* The task *
Only a number is wanted: how many lines of the entries include the string "type"?

[Saved data entries]
--------------------------------

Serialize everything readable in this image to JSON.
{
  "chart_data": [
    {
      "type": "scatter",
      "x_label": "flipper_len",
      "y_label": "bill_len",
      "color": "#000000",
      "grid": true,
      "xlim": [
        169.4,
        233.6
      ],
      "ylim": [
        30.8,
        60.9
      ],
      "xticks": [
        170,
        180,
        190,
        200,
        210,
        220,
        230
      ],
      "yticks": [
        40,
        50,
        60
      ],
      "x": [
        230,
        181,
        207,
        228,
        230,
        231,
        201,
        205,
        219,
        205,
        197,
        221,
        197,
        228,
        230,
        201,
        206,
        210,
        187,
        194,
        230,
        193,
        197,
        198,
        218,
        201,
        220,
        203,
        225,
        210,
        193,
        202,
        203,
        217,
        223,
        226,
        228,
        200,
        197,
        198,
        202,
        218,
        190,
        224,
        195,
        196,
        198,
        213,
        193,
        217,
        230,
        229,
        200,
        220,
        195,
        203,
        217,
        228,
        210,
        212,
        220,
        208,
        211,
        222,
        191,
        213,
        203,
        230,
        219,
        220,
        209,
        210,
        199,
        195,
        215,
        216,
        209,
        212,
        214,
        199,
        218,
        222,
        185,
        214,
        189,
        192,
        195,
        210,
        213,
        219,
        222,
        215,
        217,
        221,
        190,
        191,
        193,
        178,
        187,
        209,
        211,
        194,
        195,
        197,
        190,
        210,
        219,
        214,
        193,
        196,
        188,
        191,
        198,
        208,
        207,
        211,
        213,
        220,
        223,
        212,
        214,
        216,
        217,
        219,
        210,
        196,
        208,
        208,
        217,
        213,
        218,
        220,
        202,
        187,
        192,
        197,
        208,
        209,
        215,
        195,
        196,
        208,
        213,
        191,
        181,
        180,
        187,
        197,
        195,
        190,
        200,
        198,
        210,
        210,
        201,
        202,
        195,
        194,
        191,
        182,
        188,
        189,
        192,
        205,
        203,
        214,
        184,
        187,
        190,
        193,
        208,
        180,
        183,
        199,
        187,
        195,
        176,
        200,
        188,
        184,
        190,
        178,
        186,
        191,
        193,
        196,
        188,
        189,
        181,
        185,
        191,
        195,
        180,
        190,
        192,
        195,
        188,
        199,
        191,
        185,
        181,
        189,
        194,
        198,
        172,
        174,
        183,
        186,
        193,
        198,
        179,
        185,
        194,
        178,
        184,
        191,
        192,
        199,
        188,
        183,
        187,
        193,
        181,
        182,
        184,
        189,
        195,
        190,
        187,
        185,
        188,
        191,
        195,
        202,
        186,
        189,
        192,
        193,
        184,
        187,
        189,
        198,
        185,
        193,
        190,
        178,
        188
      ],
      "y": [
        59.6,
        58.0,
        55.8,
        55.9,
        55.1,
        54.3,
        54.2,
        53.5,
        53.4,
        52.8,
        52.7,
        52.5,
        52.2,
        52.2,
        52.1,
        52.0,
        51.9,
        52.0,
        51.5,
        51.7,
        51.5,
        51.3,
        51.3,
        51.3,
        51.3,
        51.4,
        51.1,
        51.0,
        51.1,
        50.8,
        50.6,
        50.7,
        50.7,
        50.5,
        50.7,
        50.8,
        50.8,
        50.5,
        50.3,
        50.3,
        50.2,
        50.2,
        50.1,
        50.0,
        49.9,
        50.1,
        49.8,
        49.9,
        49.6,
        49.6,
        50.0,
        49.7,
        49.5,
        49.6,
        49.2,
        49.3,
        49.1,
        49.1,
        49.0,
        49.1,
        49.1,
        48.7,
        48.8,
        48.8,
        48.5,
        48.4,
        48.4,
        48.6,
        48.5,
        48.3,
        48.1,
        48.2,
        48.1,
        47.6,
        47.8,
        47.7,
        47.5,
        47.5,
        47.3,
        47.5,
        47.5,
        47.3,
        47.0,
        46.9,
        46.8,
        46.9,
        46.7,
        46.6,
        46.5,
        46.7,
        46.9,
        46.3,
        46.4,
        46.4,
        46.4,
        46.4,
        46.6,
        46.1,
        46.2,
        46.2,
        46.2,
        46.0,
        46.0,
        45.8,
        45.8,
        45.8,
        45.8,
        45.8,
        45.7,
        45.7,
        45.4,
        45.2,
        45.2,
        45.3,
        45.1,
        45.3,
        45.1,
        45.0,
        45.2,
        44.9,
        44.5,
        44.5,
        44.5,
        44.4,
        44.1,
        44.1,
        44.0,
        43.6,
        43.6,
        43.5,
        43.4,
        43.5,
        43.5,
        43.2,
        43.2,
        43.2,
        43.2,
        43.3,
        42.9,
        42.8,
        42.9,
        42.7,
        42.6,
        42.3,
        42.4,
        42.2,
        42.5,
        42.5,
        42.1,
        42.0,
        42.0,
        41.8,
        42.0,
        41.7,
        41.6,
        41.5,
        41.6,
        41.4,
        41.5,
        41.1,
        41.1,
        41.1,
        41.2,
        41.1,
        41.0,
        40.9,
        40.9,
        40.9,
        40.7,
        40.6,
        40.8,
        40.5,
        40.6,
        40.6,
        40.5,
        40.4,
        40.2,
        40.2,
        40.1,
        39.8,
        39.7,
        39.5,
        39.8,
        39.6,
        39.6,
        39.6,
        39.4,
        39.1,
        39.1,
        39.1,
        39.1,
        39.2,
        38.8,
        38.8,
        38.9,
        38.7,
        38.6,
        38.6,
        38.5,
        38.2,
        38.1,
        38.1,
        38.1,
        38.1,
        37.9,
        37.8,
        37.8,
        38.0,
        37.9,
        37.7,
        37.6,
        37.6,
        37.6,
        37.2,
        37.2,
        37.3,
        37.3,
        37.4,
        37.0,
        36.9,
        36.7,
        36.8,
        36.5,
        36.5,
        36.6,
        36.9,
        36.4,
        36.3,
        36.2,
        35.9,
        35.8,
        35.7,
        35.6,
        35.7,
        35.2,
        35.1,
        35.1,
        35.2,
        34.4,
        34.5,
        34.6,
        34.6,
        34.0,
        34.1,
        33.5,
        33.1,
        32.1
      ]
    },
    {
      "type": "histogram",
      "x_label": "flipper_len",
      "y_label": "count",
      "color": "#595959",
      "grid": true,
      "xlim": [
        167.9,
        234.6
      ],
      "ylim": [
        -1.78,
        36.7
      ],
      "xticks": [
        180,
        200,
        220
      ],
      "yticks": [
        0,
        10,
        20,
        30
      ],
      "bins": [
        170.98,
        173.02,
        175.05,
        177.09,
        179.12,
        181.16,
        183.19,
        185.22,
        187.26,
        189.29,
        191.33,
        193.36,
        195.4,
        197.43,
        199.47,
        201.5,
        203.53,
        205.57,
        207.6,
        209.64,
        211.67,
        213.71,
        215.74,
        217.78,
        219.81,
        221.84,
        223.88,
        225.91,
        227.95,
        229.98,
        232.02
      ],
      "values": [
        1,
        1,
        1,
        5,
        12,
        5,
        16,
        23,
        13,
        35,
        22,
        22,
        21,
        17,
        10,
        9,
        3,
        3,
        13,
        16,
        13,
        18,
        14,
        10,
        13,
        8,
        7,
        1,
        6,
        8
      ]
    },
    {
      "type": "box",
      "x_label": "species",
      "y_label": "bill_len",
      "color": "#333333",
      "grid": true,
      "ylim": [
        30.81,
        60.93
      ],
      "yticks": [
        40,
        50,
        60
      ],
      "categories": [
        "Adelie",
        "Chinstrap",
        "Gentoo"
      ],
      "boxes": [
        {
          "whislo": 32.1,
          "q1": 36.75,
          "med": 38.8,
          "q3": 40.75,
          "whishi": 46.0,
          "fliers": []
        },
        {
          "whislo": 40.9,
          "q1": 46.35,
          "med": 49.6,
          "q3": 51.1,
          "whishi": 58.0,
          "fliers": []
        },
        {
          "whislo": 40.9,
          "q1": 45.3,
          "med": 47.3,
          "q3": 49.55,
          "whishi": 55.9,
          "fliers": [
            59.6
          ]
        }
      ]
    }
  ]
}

--------------------------------

* Result *
3